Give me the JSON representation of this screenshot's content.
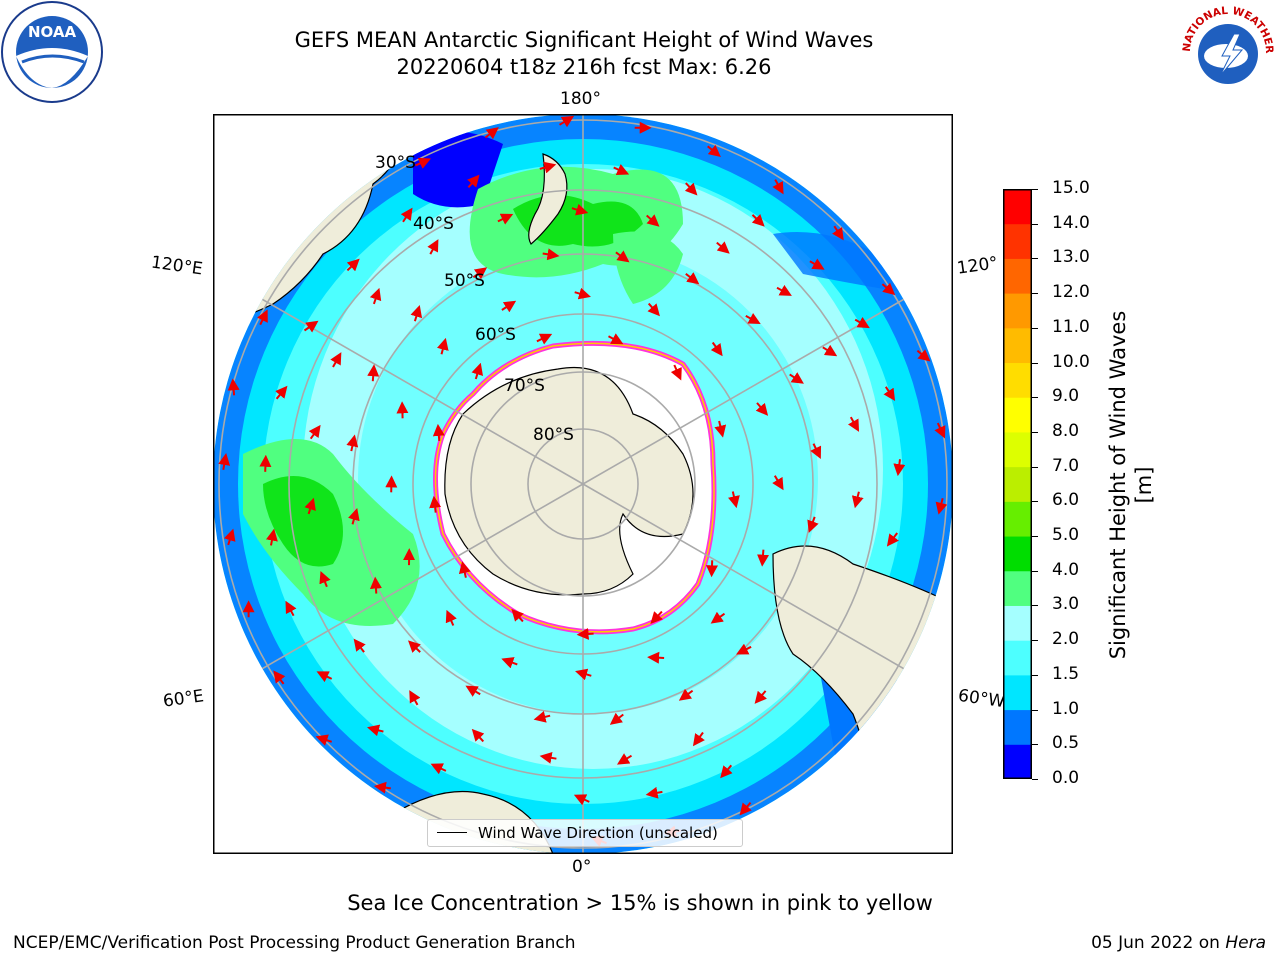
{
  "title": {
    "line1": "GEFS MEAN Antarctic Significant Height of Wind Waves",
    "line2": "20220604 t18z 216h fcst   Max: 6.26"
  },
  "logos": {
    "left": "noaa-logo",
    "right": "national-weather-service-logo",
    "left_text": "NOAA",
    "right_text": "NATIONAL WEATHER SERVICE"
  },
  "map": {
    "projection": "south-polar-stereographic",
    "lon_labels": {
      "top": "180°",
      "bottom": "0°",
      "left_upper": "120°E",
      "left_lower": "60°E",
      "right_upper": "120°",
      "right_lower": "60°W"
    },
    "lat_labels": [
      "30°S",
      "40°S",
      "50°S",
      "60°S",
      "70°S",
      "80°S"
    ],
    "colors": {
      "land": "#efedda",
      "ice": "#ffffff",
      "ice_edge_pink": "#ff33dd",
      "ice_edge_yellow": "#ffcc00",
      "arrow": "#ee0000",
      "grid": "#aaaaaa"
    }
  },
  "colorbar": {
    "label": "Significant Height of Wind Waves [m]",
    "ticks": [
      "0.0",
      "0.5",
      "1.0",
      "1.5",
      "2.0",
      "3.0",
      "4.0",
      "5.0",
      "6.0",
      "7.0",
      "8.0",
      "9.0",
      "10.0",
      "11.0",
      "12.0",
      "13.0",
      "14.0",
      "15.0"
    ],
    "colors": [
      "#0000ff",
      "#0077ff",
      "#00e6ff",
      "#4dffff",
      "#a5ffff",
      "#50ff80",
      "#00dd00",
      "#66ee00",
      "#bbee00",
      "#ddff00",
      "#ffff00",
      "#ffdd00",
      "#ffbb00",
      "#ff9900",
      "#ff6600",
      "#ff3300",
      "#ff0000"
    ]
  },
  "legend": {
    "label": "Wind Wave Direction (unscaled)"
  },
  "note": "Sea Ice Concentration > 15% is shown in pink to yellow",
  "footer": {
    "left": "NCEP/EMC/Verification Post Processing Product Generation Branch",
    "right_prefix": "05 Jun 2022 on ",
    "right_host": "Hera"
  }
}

★ ★ ★ ★ ★ ★ ★

* Written exercise: Find every line in the records above that contains the word "Significant", and copy each one.

* In response:
    "line1": "GEFS MEAN Antarctic Significant Height of Wind Waves",
    "label": "Significant Height of Wind Waves [m]",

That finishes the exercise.